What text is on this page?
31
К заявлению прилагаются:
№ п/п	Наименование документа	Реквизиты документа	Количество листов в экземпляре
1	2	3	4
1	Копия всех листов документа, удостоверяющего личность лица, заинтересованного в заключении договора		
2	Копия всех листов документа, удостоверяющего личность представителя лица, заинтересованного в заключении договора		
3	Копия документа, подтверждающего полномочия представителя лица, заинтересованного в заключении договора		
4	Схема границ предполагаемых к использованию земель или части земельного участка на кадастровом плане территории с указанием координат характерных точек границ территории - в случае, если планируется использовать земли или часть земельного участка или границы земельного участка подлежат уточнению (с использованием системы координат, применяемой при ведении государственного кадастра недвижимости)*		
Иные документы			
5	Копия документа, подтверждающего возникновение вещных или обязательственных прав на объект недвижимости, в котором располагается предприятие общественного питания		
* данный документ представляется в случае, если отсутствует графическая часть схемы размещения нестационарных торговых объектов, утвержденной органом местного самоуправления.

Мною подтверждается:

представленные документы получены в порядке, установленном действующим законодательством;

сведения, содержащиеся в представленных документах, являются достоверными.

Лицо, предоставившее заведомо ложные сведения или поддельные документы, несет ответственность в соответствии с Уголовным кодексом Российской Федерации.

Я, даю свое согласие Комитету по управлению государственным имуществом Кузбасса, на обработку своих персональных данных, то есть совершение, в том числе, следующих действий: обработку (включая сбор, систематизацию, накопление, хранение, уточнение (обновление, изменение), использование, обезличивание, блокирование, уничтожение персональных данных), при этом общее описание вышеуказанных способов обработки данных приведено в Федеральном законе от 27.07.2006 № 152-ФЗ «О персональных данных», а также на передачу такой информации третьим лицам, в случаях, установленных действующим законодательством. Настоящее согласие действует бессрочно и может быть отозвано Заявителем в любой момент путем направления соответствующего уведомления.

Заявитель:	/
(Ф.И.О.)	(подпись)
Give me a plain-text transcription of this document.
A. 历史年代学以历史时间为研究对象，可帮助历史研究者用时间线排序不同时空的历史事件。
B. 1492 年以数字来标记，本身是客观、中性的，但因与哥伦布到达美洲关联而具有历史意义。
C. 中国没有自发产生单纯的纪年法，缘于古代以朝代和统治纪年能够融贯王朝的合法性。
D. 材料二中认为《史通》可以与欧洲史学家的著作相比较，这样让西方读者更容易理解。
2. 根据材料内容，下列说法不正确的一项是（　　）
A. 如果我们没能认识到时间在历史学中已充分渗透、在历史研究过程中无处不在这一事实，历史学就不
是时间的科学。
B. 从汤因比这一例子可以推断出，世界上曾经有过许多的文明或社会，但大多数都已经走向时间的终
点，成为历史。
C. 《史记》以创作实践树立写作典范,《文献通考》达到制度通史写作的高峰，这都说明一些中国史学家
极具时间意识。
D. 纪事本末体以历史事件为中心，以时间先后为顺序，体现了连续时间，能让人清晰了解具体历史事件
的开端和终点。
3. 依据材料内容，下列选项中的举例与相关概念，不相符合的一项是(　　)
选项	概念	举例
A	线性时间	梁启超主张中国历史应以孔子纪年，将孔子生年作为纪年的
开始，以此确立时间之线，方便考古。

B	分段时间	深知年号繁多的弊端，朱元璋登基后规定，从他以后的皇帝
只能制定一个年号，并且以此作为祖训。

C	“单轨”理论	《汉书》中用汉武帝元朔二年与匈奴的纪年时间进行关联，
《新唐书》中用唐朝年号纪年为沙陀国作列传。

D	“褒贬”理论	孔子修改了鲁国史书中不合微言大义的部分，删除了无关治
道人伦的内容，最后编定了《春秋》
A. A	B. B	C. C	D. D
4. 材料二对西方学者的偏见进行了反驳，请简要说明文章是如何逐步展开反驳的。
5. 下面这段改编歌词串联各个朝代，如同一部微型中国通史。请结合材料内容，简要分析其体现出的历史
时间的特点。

**What you will do:**
Return the listing above word for word.

**Response:**
What text is on this page?
31
К заявлению прилагаются:
№ п/п	Наименование документа	Реквизиты документа	Количество листов в экземпляре
1	2	3	4
1	Копия всех листов документа, удостоверяющего личность лица, заинтересованного в заключении договора		
2	Копия всех листов документа, удостоверяющего личность представителя лица, заинтересованного в заключении договора		
3	Копия документа, подтверждающего полномочия представителя лица, заинтересованного в заключении договора		
4	Схема границ предполагаемых к использованию земель или части земельного участка на кадастровом плане территории с указанием координат характерных точек границ территории - в случае, если планируется использовать земли или часть земельного участка или границы земельного участка подлежат уточнению (с использованием системы координат, применяемой при ведении государственного кадастра недвижимости)*		
Иные документы			
5	Копия документа, подтверждающего возникновение вещных или обязательственных прав на объект недвижимости, в котором располагается предприятие общественного питания		
* данный документ представляется в случае, если отсутствует графическая часть схемы размещения нестационарных торговых объектов, утвержденной органом местного самоуправления.

Мною подтверждается:

представленные документы получены в порядке, установленном действующим законодательством;

сведения, содержащиеся в представленных документах, являются достоверными.

Лицо, предоставившее заведомо ложные сведения или поддельные документы, несет ответственность в соответствии с Уголовным кодексом Российской Федерации.

Я, даю свое согласие Комитету по управлению государственным имуществом Кузбасса, на обработку своих персональных данных, то есть совершение, в том числе, следующих действий: обработку (включая сбор, систематизацию, накопление, хранение, уточнение (обновление, изменение), использование, обезличивание, блокирование, уничтожение персональных данных), при этом общее описание вышеуказанных способов обработки данных приведено в Федеральном законе от 27.07.2006 № 152-ФЗ «О персональных данных», а также на передачу такой информации третьим лицам, в случаях, установленных действующим законодательством. Настоящее согласие действует бессрочно и может быть отозвано Заявителем в любой момент путем направления соответствующего уведомления.

Заявитель:	/
(Ф.И.О.)	(подпись)
Give me a plain-text transcription of this document.
A. 历史年代学以历史时间为研究对象，可帮助历史研究者用时间线排序不同时空的历史事件。
B. 1492 年以数字来标记，本身是客观、中性的，但因与哥伦布到达美洲关联而具有历史意义。
C. 中国没有自发产生单纯的纪年法，缘于古代以朝代和统治纪年能够融贯王朝的合法性。
D. 材料二中认为《史通》可以与欧洲史学家的著作相比较，这样让西方读者更容易理解。
2. 根据材料内容，下列说法不正确的一项是（　　）
A. 如果我们没能认识到时间在历史学中已充分渗透、在历史研究过程中无处不在这一事实，历史学就不
是时间的科学。
B. 从汤因比这一例子可以推断出，世界上曾经有过许多的文明或社会，但大多数都已经走向时间的终
点，成为历史。
C. 《史记》以创作实践树立写作典范,《文献通考》达到制度通史写作的高峰，这都说明一些中国史学家
极具时间意识。
D. 纪事本末体以历史事件为中心，以时间先后为顺序，体现了连续时间，能让人清晰了解具体历史事件
的开端和终点。
3. 依据材料内容，下列选项中的举例与相关概念，不相符合的一项是(　　)
选项	概念	举例
A	线性时间	梁启超主张中国历史应以孔子纪年，将孔子生年作为纪年的
开始，以此确立时间之线，方便考古。

B	分段时间	深知年号繁多的弊端，朱元璋登基后规定，从他以后的皇帝
只能制定一个年号，并且以此作为祖训。

C	“单轨”理论	《汉书》中用汉武帝元朔二年与匈奴的纪年时间进行关联，
《新唐书》中用唐朝年号纪年为沙陀国作列传。

D	“褒贬”理论	孔子修改了鲁国史书中不合微言大义的部分，删除了无关治
道人伦的内容，最后编定了《春秋》
A. A	B. B	C. C	D. D
4. 材料二对西方学者的偏见进行了反驳，请简要说明文章是如何逐步展开反驳的。
5. 下面这段改编歌词串联各个朝代，如同一部微型中国通史。请结合材料内容，简要分析其体现出的历史
时间的特点。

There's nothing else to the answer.